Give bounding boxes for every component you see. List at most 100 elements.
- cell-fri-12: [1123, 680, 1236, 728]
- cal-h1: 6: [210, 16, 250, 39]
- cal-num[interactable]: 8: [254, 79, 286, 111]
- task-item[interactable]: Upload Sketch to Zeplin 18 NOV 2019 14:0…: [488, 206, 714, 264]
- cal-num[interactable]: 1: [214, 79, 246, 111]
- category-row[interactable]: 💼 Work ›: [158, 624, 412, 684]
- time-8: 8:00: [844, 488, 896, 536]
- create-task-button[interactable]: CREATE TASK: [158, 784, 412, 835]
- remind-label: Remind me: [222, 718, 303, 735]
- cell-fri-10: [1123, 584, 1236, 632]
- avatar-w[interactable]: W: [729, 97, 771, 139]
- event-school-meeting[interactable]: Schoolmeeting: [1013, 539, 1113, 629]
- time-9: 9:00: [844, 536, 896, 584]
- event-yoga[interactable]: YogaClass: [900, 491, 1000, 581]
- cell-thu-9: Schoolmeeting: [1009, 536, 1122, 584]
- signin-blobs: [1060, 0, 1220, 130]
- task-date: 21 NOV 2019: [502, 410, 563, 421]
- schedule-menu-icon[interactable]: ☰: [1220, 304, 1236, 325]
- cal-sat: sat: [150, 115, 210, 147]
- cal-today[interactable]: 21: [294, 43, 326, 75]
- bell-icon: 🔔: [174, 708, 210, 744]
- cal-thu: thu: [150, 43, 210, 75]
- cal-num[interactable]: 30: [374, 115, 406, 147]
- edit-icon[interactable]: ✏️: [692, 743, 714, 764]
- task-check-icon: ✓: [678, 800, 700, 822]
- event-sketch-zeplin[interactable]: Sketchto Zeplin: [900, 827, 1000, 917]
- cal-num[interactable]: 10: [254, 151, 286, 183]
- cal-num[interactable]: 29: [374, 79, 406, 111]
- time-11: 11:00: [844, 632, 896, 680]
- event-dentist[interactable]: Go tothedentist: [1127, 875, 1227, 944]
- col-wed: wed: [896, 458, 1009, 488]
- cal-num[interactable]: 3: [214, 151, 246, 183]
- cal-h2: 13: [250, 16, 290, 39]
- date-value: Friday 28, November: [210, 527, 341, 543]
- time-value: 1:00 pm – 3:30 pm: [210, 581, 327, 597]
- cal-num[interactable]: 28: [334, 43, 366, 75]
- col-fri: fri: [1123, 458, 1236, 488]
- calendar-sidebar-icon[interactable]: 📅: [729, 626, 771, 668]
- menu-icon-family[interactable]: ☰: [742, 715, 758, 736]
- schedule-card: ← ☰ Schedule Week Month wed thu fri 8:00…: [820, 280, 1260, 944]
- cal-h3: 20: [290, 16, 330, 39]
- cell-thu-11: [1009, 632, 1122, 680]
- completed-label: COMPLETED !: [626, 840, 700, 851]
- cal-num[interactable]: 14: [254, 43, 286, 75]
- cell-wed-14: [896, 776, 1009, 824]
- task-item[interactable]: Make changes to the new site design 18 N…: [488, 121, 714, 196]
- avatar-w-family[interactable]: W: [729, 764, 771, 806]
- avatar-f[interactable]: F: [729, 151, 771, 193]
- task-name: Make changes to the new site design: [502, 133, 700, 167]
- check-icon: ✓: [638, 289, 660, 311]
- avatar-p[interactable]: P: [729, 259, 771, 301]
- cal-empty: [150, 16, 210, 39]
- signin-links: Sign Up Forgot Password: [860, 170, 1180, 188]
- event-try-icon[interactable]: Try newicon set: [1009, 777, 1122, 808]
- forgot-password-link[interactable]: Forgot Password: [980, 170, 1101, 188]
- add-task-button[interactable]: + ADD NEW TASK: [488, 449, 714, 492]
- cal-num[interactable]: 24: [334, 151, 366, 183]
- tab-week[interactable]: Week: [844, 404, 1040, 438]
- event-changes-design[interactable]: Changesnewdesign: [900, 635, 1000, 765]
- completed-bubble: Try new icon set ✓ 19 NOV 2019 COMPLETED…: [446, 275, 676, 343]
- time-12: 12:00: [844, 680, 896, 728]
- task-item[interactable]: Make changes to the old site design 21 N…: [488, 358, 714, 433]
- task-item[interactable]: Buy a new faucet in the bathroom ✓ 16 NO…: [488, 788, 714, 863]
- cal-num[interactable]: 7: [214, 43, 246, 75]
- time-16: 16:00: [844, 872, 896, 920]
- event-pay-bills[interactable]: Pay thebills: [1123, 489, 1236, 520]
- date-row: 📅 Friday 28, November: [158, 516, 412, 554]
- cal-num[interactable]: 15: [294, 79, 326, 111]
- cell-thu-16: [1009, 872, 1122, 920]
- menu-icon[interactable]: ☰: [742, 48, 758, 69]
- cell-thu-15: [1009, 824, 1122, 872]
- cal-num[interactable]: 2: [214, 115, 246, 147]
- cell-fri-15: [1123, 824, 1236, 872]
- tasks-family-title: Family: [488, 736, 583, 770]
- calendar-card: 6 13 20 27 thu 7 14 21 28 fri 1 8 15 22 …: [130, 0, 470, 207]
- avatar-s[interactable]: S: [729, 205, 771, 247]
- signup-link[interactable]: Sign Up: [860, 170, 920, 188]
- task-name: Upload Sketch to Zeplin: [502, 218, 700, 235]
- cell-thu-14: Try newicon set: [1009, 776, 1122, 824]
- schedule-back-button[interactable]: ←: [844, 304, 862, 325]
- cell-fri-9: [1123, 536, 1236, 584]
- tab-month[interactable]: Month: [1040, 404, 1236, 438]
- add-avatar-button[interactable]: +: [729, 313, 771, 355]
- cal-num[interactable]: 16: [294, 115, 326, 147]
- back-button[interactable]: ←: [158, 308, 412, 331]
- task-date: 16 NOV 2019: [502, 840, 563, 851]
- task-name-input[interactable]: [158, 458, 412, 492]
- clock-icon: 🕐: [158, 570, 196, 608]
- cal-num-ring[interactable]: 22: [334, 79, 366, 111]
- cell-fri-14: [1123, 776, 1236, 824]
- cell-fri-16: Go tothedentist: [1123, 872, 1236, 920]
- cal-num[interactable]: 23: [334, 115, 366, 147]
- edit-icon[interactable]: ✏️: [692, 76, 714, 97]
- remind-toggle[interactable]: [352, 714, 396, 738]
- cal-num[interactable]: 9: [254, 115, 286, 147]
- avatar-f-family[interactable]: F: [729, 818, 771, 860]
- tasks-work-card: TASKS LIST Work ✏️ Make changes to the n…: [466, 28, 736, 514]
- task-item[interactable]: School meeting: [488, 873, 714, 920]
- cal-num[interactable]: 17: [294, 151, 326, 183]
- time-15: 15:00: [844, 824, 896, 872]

——

• _Written instruction_
Rewrite the records from the start through the line containing "- task-item[interactable]: Upload" as a JSON list of strings, one string per line, leaving out any blank lines.

• _Complete answer_
[
  "Give bounding boxes for every component you see. List at most 100 elements.",
  "- cell-fri-12: [1123, 680, 1236, 728]",
  "- cal-h1: 6: [210, 16, 250, 39]",
  "- cal-num[interactable]: 8: [254, 79, 286, 111]",
  "- task-item[interactable]: Upload Sketch to Zeplin 18 NOV 2019 14:0…: [488, 206, 714, 264]"
]